── STORED DATA

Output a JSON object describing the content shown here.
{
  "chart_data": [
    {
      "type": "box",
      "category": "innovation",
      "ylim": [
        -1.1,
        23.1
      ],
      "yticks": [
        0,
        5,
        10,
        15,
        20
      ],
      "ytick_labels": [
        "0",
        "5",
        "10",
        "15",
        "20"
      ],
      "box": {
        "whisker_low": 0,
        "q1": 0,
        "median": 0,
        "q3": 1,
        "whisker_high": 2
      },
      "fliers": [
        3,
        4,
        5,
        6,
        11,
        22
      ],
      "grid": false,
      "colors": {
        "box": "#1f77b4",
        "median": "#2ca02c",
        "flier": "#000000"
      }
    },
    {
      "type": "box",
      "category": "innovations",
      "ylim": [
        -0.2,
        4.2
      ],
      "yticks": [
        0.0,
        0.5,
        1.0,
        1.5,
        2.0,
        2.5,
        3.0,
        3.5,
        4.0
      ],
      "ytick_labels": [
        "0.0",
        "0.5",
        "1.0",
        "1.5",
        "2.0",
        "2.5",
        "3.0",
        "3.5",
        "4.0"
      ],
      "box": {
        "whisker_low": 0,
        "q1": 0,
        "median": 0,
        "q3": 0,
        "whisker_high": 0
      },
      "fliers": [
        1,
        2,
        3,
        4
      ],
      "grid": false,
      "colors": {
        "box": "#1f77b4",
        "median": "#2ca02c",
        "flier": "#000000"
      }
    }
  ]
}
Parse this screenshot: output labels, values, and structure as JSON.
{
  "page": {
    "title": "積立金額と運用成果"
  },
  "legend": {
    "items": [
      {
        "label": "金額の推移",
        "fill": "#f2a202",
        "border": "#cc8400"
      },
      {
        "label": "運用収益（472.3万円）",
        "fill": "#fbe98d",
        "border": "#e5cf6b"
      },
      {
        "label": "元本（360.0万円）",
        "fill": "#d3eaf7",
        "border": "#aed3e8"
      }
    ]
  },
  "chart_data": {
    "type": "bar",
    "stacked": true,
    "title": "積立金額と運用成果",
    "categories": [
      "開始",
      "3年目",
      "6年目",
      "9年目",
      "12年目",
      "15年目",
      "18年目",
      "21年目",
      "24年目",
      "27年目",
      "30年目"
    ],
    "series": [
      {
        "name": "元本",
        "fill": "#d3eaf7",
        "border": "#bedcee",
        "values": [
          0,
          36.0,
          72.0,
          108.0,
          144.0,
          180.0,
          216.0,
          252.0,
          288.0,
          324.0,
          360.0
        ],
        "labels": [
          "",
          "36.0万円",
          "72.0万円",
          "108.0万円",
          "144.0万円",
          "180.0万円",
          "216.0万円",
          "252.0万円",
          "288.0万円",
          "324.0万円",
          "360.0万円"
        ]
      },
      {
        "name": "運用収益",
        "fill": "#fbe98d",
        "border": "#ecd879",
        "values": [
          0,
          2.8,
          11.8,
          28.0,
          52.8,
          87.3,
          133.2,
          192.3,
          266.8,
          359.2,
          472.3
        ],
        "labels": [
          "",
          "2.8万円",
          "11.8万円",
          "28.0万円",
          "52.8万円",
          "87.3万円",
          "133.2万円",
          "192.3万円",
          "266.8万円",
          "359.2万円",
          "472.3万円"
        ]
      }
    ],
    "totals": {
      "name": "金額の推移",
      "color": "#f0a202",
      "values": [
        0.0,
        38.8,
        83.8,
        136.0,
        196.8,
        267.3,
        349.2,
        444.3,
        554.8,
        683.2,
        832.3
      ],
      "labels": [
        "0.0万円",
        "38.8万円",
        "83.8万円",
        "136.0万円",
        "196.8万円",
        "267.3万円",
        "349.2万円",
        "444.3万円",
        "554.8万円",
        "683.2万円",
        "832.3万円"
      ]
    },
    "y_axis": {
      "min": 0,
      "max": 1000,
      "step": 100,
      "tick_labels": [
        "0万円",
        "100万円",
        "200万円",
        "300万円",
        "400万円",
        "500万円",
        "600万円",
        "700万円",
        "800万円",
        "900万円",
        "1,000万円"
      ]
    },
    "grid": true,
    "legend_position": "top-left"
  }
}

────

* EXERCISE DETAILS:
Repeat the material from above exactly, word for word.

* SOLUTION TO THE PROBLEM:
Output a JSON object describing the content shown here.
{
  "chart_data": [
    {
      "type": "box",
      "category": "innovation",
      "ylim": [
        -1.1,
        23.1
      ],
      "yticks": [
        0,
        5,
        10,
        15,
        20
      ],
      "ytick_labels": [
        "0",
        "5",
        "10",
        "15",
        "20"
      ],
      "box": {
        "whisker_low": 0,
        "q1": 0,
        "median": 0,
        "q3": 1,
        "whisker_high": 2
      },
      "fliers": [
        3,
        4,
        5,
        6,
        11,
        22
      ],
      "grid": false,
      "colors": {
        "box": "#1f77b4",
        "median": "#2ca02c",
        "flier": "#000000"
      }
    },
    {
      "type": "box",
      "category": "innovations",
      "ylim": [
        -0.2,
        4.2
      ],
      "yticks": [
        0.0,
        0.5,
        1.0,
        1.5,
        2.0,
        2.5,
        3.0,
        3.5,
        4.0
      ],
      "ytick_labels": [
        "0.0",
        "0.5",
        "1.0",
        "1.5",
        "2.0",
        "2.5",
        "3.0",
        "3.5",
        "4.0"
      ],
      "box": {
        "whisker_low": 0,
        "q1": 0,
        "median": 0,
        "q3": 0,
        "whisker_high": 0
      },
      "fliers": [
        1,
        2,
        3,
        4
      ],
      "grid": false,
      "colors": {
        "box": "#1f77b4",
        "median": "#2ca02c",
        "flier": "#000000"
      }
    }
  ]
}
Parse this screenshot: output labels, values, and structure as JSON.
{
  "page": {
    "title": "積立金額と運用成果"
  },
  "legend": {
    "items": [
      {
        "label": "金額の推移",
        "fill": "#f2a202",
        "border": "#cc8400"
      },
      {
        "label": "運用収益（472.3万円）",
        "fill": "#fbe98d",
        "border": "#e5cf6b"
      },
      {
        "label": "元本（360.0万円）",
        "fill": "#d3eaf7",
        "border": "#aed3e8"
      }
    ]
  },
  "chart_data": {
    "type": "bar",
    "stacked": true,
    "title": "積立金額と運用成果",
    "categories": [
      "開始",
      "3年目",
      "6年目",
      "9年目",
      "12年目",
      "15年目",
      "18年目",
      "21年目",
      "24年目",
      "27年目",
      "30年目"
    ],
    "series": [
      {
        "name": "元本",
        "fill": "#d3eaf7",
        "border": "#bedcee",
        "values": [
          0,
          36.0,
          72.0,
          108.0,
          144.0,
          180.0,
          216.0,
          252.0,
          288.0,
          324.0,
          360.0
        ],
        "labels": [
          "",
          "36.0万円",
          "72.0万円",
          "108.0万円",
          "144.0万円",
          "180.0万円",
          "216.0万円",
          "252.0万円",
          "288.0万円",
          "324.0万円",
          "360.0万円"
        ]
      },
      {
        "name": "運用収益",
        "fill": "#fbe98d",
        "border": "#ecd879",
        "values": [
          0,
          2.8,
          11.8,
          28.0,
          52.8,
          87.3,
          133.2,
          192.3,
          266.8,
          359.2,
          472.3
        ],
        "labels": [
          "",
          "2.8万円",
          "11.8万円",
          "28.0万円",
          "52.8万円",
          "87.3万円",
          "133.2万円",
          "192.3万円",
          "266.8万円",
          "359.2万円",
          "472.3万円"
        ]
      }
    ],
    "totals": {
      "name": "金額の推移",
      "color": "#f0a202",
      "values": [
        0.0,
        38.8,
        83.8,
        136.0,
        196.8,
        267.3,
        349.2,
        444.3,
        554.8,
        683.2,
        832.3
      ],
      "labels": [
        "0.0万円",
        "38.8万円",
        "83.8万円",
        "136.0万円",
        "196.8万円",
        "267.3万円",
        "349.2万円",
        "444.3万円",
        "554.8万円",
        "683.2万円",
        "832.3万円"
      ]
    },
    "y_axis": {
      "min": 0,
      "max": 1000,
      "step": 100,
      "tick_labels": [
        "0万円",
        "100万円",
        "200万円",
        "300万円",
        "400万円",
        "500万円",
        "600万円",
        "700万円",
        "800万円",
        "900万円",
        "1,000万円"
      ]
    },
    "grid": true,
    "legend_position": "top-left"
  }
}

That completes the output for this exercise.